*What is asked:* Lines containing the word "this" are the ones to copy from the records below.

## start Entries supplied

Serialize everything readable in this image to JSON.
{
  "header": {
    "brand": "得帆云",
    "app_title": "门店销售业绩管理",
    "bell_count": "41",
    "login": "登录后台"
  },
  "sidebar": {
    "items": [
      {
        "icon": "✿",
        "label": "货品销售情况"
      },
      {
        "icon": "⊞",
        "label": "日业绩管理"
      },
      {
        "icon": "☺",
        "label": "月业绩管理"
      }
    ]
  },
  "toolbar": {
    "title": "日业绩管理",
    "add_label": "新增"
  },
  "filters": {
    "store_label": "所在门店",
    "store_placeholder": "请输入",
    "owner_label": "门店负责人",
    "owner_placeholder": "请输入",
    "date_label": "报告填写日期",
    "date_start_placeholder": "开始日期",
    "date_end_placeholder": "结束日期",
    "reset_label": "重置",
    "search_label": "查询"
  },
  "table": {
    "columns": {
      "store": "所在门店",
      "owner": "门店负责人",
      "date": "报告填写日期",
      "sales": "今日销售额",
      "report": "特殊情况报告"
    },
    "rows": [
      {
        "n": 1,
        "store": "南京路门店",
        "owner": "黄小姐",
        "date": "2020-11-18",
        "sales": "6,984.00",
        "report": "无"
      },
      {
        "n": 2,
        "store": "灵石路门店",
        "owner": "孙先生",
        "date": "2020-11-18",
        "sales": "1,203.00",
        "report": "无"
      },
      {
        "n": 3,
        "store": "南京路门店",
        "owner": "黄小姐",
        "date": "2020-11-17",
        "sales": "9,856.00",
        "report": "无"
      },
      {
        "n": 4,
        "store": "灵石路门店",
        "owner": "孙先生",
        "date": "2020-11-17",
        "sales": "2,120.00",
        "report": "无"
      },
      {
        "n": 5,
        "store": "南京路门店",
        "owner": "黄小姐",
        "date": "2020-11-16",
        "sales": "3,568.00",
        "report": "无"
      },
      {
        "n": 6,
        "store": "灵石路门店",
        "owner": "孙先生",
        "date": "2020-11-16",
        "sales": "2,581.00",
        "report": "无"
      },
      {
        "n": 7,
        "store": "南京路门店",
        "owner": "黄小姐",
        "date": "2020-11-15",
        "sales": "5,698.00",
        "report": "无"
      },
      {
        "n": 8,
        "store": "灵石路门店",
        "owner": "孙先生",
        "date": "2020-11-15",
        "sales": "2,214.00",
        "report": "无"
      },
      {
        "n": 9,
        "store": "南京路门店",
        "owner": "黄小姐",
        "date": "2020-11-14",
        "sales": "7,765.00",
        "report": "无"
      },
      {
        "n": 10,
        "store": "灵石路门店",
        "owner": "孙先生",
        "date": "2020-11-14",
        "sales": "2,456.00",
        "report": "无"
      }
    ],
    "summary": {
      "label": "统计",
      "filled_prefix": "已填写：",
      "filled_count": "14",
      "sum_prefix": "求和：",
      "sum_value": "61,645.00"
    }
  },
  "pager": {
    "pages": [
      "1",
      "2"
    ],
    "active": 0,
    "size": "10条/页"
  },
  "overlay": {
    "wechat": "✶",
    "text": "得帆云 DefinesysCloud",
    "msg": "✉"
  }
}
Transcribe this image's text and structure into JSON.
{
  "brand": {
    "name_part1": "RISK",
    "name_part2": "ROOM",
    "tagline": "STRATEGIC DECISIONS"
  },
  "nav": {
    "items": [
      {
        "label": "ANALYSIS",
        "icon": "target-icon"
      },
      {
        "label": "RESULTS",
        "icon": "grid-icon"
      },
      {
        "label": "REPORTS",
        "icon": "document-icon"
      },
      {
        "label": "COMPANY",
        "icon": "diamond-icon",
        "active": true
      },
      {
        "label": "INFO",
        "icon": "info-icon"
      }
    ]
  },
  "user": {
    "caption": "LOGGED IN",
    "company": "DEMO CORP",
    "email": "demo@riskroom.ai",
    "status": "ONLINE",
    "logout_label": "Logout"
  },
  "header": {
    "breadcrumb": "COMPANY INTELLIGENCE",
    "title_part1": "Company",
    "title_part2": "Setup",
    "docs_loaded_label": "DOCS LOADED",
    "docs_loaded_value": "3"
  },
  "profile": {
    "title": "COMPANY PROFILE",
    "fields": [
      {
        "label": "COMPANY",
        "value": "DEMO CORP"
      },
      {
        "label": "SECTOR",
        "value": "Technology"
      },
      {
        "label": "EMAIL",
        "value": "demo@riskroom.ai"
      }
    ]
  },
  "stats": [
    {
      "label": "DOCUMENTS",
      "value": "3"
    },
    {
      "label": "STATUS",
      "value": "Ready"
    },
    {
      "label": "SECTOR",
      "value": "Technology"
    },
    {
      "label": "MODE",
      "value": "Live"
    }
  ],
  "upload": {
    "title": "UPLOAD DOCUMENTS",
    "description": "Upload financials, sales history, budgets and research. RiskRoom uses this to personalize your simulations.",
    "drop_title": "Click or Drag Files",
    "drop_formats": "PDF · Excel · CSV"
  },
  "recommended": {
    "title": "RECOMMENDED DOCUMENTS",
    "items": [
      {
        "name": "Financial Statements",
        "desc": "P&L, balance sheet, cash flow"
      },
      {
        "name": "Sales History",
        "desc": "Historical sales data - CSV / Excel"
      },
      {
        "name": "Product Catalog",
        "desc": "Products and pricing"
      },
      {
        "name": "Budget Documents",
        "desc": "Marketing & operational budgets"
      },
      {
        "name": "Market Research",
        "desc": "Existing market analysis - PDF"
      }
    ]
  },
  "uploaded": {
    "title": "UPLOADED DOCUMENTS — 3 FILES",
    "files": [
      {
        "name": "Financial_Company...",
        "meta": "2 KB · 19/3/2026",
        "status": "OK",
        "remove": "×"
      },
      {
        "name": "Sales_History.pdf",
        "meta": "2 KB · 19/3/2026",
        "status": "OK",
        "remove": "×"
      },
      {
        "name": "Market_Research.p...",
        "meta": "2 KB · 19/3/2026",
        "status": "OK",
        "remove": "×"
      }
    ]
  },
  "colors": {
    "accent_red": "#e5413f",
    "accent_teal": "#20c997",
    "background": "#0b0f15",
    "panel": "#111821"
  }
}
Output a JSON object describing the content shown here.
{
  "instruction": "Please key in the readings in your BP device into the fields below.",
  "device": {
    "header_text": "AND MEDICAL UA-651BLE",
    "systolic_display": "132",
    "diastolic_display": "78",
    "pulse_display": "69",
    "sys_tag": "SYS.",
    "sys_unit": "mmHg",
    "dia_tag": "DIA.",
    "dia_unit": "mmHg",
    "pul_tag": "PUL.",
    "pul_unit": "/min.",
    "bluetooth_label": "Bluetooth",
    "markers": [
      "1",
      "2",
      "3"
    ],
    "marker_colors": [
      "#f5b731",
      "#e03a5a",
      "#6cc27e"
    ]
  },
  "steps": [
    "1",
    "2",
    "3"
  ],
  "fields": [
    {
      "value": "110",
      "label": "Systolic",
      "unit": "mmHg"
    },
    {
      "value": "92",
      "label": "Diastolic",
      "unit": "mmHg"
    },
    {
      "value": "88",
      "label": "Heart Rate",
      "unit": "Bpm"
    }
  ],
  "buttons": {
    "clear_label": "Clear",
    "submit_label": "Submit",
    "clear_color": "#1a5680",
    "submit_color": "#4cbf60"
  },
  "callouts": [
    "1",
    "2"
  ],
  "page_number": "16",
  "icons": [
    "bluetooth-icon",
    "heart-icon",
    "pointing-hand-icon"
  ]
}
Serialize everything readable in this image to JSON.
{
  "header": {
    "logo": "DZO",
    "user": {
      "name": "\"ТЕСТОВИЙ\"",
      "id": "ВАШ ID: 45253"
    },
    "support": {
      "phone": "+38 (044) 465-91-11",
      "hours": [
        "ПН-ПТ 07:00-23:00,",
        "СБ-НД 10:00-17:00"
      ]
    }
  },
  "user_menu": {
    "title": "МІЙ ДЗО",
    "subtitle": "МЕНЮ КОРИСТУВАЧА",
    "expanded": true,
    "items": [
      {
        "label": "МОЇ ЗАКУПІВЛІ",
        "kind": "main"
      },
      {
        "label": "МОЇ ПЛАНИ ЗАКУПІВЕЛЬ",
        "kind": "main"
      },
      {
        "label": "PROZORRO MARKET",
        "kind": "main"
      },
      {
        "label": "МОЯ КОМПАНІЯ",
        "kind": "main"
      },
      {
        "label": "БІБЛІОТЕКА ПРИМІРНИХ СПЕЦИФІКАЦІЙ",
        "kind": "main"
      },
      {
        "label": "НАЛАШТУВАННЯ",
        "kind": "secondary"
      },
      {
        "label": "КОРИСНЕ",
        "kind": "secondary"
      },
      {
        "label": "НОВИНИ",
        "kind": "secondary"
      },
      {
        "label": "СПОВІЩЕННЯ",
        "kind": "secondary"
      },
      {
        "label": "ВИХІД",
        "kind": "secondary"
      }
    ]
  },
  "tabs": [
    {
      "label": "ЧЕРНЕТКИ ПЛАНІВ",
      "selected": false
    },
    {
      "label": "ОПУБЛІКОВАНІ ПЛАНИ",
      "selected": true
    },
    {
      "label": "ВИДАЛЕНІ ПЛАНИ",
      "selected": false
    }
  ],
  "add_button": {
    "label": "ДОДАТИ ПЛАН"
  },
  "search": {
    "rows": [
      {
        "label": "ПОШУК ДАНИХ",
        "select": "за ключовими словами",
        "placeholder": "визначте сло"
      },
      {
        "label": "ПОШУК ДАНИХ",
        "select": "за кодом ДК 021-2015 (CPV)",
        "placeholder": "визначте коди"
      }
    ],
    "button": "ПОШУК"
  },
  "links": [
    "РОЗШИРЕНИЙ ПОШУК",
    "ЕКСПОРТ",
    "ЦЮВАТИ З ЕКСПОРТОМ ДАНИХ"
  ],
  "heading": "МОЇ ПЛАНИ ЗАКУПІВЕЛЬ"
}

## end Entries supplied

*Task result:*
Serialize everything readable in this image to JSON.
Transcribe this image's text and structure into JSON.
    "description": "Upload financials, sales history, budgets and research. RiskRoom uses this to personalize your simulations.",
Serialize everything readable in this image to JSON.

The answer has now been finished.